:: Source records

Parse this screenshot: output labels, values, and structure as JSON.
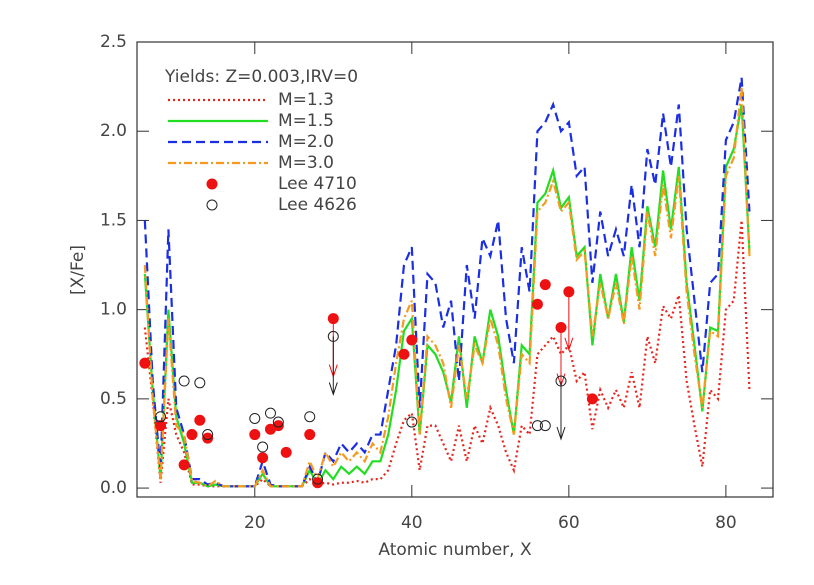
{
  "chart_data": {
    "type": "line",
    "x_label": "Atomic number, X",
    "y_label": "[X/Fe]",
    "legend_title": "Yields: Z=0.003,IRV=0",
    "legend": "upper left",
    "xlim": [
      5,
      86
    ],
    "xticks": [
      20,
      40,
      60,
      80
    ],
    "ylim": [
      -0.05,
      2.5
    ],
    "yticks": [
      {
        "value": 0,
        "label": "0.0"
      },
      {
        "value": 0.5,
        "label": "0.5"
      },
      {
        "value": 1,
        "label": "1.0"
      },
      {
        "value": 1.5,
        "label": "1.5"
      },
      {
        "value": 2,
        "label": "2.0"
      },
      {
        "value": 2.5,
        "label": "2.5"
      }
    ],
    "x": [
      6,
      7,
      8,
      9,
      10,
      11,
      12,
      13,
      14,
      15,
      16,
      17,
      18,
      19,
      20,
      21,
      22,
      23,
      24,
      25,
      26,
      27,
      28,
      29,
      30,
      31,
      32,
      33,
      34,
      35,
      36,
      37,
      38,
      39,
      40,
      41,
      42,
      43,
      44,
      45,
      46,
      47,
      48,
      49,
      50,
      51,
      52,
      53,
      54,
      55,
      56,
      57,
      58,
      59,
      60,
      61,
      62,
      63,
      64,
      65,
      66,
      67,
      68,
      69,
      70,
      71,
      72,
      73,
      74,
      75,
      76,
      77,
      78,
      79,
      80,
      81,
      82,
      83
    ],
    "series": [
      {
        "name": "M=1.3",
        "color": "#e8241c",
        "style": "dotted",
        "values": [
          0.9,
          0.5,
          0.03,
          0.5,
          0.3,
          0.2,
          0.02,
          0.02,
          0.01,
          0.01,
          0.01,
          0.01,
          0.01,
          0.01,
          0.01,
          0.05,
          0.01,
          0.01,
          0.01,
          0.01,
          0.01,
          0.05,
          0.02,
          0.03,
          0.02,
          0.03,
          0.03,
          0.04,
          0.03,
          0.05,
          0.05,
          0.1,
          0.25,
          0.38,
          0.42,
          0.1,
          0.35,
          0.35,
          0.25,
          0.15,
          0.35,
          0.15,
          0.35,
          0.25,
          0.45,
          0.35,
          0.2,
          0.1,
          0.35,
          0.3,
          0.75,
          0.8,
          0.85,
          0.75,
          0.8,
          0.6,
          0.65,
          0.33,
          0.55,
          0.45,
          0.55,
          0.45,
          0.65,
          0.45,
          0.85,
          0.7,
          1.02,
          0.95,
          1.08,
          0.6,
          0.35,
          0.12,
          0.55,
          0.5,
          1.0,
          1.05,
          1.5,
          0.55
        ]
      },
      {
        "name": "M=1.5",
        "color": "#22dd22",
        "style": "solid",
        "values": [
          1.2,
          0.55,
          0.05,
          1.0,
          0.4,
          0.25,
          0.03,
          0.03,
          0.01,
          0.02,
          0.01,
          0.01,
          0.01,
          0.01,
          0.01,
          0.08,
          0.01,
          0.01,
          0.01,
          0.01,
          0.01,
          0.1,
          0.02,
          0.1,
          0.05,
          0.12,
          0.08,
          0.12,
          0.08,
          0.15,
          0.15,
          0.3,
          0.55,
          0.88,
          0.95,
          0.3,
          0.8,
          0.75,
          0.65,
          0.48,
          0.85,
          0.45,
          0.85,
          0.7,
          1.0,
          0.85,
          0.55,
          0.3,
          0.8,
          0.75,
          1.6,
          1.65,
          1.78,
          1.57,
          1.63,
          1.3,
          1.35,
          0.8,
          1.2,
          0.95,
          1.2,
          0.93,
          1.35,
          1.05,
          1.58,
          1.35,
          1.78,
          1.45,
          1.8,
          1.15,
          0.8,
          0.43,
          0.9,
          0.88,
          1.8,
          1.9,
          2.15,
          1.33
        ]
      },
      {
        "name": "M=2.0",
        "color": "#1a2ee6",
        "style": "dashed",
        "values": [
          1.5,
          0.6,
          0.1,
          1.45,
          0.45,
          0.3,
          0.05,
          0.05,
          0.02,
          0.03,
          0.01,
          0.01,
          0.01,
          0.01,
          0.01,
          0.15,
          0.02,
          0.01,
          0.01,
          0.01,
          0.01,
          0.12,
          0.03,
          0.2,
          0.15,
          0.25,
          0.2,
          0.25,
          0.2,
          0.3,
          0.3,
          0.55,
          0.8,
          1.25,
          1.35,
          0.45,
          1.2,
          1.15,
          0.9,
          1.05,
          0.6,
          1.25,
          0.95,
          1.4,
          1.3,
          1.5,
          0.95,
          0.7,
          1.35,
          1.1,
          2.0,
          2.05,
          2.15,
          2.0,
          2.05,
          1.75,
          1.8,
          1.15,
          1.55,
          1.3,
          1.45,
          1.3,
          1.7,
          1.35,
          1.9,
          1.7,
          2.1,
          1.8,
          2.15,
          1.45,
          1.05,
          0.65,
          1.15,
          1.2,
          1.95,
          2.05,
          2.3,
          1.55
        ]
      },
      {
        "name": "M=3.0",
        "color": "#f59a1f",
        "style": "dashdot",
        "values": [
          1.25,
          0.5,
          0.05,
          0.95,
          0.35,
          0.3,
          0.04,
          0.03,
          0.01,
          0.04,
          0.01,
          0.01,
          0.01,
          0.01,
          0.01,
          0.1,
          0.01,
          0.01,
          0.01,
          0.01,
          0.01,
          0.15,
          0.05,
          0.2,
          0.12,
          0.2,
          0.15,
          0.2,
          0.15,
          0.25,
          0.2,
          0.4,
          0.7,
          0.95,
          1.05,
          0.3,
          0.85,
          0.8,
          0.7,
          0.45,
          0.8,
          0.5,
          0.8,
          0.7,
          0.95,
          0.8,
          0.5,
          0.3,
          0.75,
          0.7,
          1.55,
          1.6,
          1.72,
          1.55,
          1.6,
          1.28,
          1.33,
          0.85,
          1.15,
          0.95,
          1.15,
          0.92,
          1.3,
          1.0,
          1.55,
          1.3,
          1.7,
          1.4,
          1.75,
          1.1,
          0.75,
          0.45,
          0.88,
          0.85,
          1.75,
          1.85,
          2.25,
          1.3
        ]
      },
      {
        "name": "Lee 4710",
        "color": "#ee1111",
        "marker": "filled",
        "x": [
          6,
          8,
          11,
          12,
          13,
          14,
          20,
          21,
          22,
          23,
          24,
          27,
          28,
          30,
          39,
          40,
          56,
          57,
          59,
          60,
          63
        ],
        "values": [
          0.7,
          0.35,
          0.13,
          0.3,
          0.38,
          0.28,
          0.3,
          0.17,
          0.33,
          0.35,
          0.2,
          0.3,
          0.03,
          0.95,
          0.75,
          0.83,
          1.03,
          1.14,
          0.9,
          1.1,
          0.5
        ],
        "upper_limit": [
          false,
          false,
          false,
          false,
          false,
          false,
          false,
          false,
          false,
          false,
          false,
          false,
          false,
          true,
          false,
          false,
          false,
          false,
          true,
          true,
          false
        ]
      },
      {
        "name": "Lee 4626",
        "color": "#222222",
        "marker": "open",
        "x": [
          8,
          11,
          13,
          14,
          20,
          21,
          22,
          23,
          27,
          28,
          30,
          40,
          56,
          57,
          59
        ],
        "values": [
          0.4,
          0.6,
          0.59,
          0.3,
          0.39,
          0.23,
          0.42,
          0.37,
          0.4,
          0.05,
          0.85,
          0.37,
          0.35,
          0.35,
          0.6
        ],
        "upper_limit": [
          false,
          false,
          false,
          false,
          false,
          false,
          false,
          false,
          false,
          false,
          true,
          false,
          false,
          false,
          true
        ]
      }
    ]
  }
}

::::

> **Requirements**
Pick out each line above that includes "color" and show it.

> **The completed task**
        "color": "#e8241c",
        "color": "#22dd22",
        "color": "#1a2ee6",
        "color": "#f59a1f",
        "color": "#ee1111",
        "color": "#222222",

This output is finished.